**Data provided**
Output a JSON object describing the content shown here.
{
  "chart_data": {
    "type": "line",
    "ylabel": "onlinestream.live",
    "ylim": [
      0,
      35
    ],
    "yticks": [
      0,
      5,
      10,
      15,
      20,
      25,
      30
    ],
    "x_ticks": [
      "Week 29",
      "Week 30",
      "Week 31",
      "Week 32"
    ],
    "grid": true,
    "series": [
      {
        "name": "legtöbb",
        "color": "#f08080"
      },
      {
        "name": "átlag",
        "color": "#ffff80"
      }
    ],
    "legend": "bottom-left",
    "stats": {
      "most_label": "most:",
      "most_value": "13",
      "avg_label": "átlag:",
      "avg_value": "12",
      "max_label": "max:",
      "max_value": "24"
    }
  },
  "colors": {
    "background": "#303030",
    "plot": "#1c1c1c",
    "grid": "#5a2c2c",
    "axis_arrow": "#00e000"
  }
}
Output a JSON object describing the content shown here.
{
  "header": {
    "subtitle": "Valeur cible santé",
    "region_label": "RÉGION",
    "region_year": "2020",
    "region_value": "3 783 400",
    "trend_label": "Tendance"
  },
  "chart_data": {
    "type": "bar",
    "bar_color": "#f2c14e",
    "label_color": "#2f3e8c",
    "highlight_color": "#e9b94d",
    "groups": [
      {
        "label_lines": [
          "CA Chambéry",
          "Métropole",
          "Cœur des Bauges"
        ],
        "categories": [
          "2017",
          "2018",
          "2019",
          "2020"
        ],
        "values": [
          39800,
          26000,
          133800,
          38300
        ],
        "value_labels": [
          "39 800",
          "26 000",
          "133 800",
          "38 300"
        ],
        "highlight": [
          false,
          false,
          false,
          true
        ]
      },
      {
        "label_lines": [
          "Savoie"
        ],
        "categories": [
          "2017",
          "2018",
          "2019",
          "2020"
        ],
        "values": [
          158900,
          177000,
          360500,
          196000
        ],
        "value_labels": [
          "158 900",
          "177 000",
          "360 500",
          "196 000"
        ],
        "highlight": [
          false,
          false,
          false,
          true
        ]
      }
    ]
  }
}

**The task**
Return the listing above in full, character for character.

**Complete answer**
Output a JSON object describing the content shown here.
{
  "chart_data": {
    "type": "line",
    "ylabel": "onlinestream.live",
    "ylim": [
      0,
      35
    ],
    "yticks": [
      0,
      5,
      10,
      15,
      20,
      25,
      30
    ],
    "x_ticks": [
      "Week 29",
      "Week 30",
      "Week 31",
      "Week 32"
    ],
    "grid": true,
    "series": [
      {
        "name": "legtöbb",
        "color": "#f08080"
      },
      {
        "name": "átlag",
        "color": "#ffff80"
      }
    ],
    "legend": "bottom-left",
    "stats": {
      "most_label": "most:",
      "most_value": "13",
      "avg_label": "átlag:",
      "avg_value": "12",
      "max_label": "max:",
      "max_value": "24"
    }
  },
  "colors": {
    "background": "#303030",
    "plot": "#1c1c1c",
    "grid": "#5a2c2c",
    "axis_arrow": "#00e000"
  }
}
Output a JSON object describing the content shown here.
{
  "header": {
    "subtitle": "Valeur cible santé",
    "region_label": "RÉGION",
    "region_year": "2020",
    "region_value": "3 783 400",
    "trend_label": "Tendance"
  },
  "chart_data": {
    "type": "bar",
    "bar_color": "#f2c14e",
    "label_color": "#2f3e8c",
    "highlight_color": "#e9b94d",
    "groups": [
      {
        "label_lines": [
          "CA Chambéry",
          "Métropole",
          "Cœur des Bauges"
        ],
        "categories": [
          "2017",
          "2018",
          "2019",
          "2020"
        ],
        "values": [
          39800,
          26000,
          133800,
          38300
        ],
        "value_labels": [
          "39 800",
          "26 000",
          "133 800",
          "38 300"
        ],
        "highlight": [
          false,
          false,
          false,
          true
        ]
      },
      {
        "label_lines": [
          "Savoie"
        ],
        "categories": [
          "2017",
          "2018",
          "2019",
          "2020"
        ],
        "values": [
          158900,
          177000,
          360500,
          196000
        ],
        "value_labels": [
          "158 900",
          "177 000",
          "360 500",
          "196 000"
        ],
        "highlight": [
          false,
          false,
          false,
          true
        ]
      }
    ]
  }
}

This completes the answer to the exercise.